Task requirements
Look through the records that follow. Copy every line containing the word "Checklist".

[Data excerpts]
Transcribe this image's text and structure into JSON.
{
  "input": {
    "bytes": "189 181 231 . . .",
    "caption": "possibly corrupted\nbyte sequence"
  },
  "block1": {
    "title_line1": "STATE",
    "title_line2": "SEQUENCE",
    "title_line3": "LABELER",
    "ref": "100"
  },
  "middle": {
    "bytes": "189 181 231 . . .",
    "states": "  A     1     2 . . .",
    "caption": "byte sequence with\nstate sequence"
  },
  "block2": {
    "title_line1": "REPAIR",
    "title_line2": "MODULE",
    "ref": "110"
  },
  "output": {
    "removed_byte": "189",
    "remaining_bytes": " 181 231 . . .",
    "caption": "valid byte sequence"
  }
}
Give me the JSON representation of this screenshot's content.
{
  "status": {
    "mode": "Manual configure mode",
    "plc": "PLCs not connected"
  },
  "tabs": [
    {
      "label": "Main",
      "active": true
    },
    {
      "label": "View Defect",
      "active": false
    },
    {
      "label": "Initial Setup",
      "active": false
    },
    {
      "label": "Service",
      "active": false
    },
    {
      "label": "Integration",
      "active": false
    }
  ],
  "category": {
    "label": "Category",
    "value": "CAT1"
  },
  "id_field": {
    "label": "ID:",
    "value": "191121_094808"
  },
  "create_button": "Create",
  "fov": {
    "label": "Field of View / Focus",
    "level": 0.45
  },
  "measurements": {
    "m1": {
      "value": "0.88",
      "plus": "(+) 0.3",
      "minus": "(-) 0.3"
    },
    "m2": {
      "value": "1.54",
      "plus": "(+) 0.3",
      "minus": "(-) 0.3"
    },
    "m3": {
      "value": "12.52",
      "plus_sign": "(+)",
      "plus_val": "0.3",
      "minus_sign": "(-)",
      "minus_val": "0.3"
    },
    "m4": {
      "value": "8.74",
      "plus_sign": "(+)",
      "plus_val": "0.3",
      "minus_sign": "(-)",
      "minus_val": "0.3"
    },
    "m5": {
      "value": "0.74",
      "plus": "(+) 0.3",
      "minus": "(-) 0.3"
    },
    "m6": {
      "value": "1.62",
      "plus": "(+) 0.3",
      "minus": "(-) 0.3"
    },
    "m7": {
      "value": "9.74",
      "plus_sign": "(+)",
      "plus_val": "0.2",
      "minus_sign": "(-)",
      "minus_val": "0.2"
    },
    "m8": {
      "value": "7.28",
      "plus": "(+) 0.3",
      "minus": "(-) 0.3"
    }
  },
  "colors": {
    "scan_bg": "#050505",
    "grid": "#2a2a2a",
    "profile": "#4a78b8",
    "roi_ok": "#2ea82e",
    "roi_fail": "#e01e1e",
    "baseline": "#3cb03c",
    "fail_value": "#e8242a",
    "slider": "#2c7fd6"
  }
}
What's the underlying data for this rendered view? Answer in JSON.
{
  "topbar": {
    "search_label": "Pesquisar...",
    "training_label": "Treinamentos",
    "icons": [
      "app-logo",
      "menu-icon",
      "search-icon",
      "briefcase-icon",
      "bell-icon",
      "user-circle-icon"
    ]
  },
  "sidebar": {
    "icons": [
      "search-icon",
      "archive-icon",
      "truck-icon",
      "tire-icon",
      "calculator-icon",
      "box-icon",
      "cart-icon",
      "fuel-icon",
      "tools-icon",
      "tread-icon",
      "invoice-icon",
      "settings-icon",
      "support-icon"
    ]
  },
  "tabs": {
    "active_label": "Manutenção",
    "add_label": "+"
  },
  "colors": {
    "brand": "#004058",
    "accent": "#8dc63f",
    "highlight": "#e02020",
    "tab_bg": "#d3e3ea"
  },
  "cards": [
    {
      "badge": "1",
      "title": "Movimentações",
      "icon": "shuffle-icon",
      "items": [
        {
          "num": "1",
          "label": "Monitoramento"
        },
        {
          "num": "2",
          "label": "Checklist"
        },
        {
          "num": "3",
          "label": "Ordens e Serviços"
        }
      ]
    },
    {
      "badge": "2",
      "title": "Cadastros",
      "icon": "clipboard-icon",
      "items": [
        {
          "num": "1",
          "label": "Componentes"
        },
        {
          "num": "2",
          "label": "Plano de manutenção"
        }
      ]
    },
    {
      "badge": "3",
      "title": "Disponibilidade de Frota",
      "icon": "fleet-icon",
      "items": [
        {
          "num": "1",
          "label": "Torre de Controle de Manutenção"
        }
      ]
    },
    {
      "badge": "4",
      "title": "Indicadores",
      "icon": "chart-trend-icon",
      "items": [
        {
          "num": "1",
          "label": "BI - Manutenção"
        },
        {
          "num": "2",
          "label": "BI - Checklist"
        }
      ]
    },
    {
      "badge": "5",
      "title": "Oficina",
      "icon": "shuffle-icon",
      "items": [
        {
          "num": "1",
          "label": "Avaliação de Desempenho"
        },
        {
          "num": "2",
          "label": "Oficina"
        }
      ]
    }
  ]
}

Answer in full
          "label": "Checklist"
          "label": "BI - Checklist"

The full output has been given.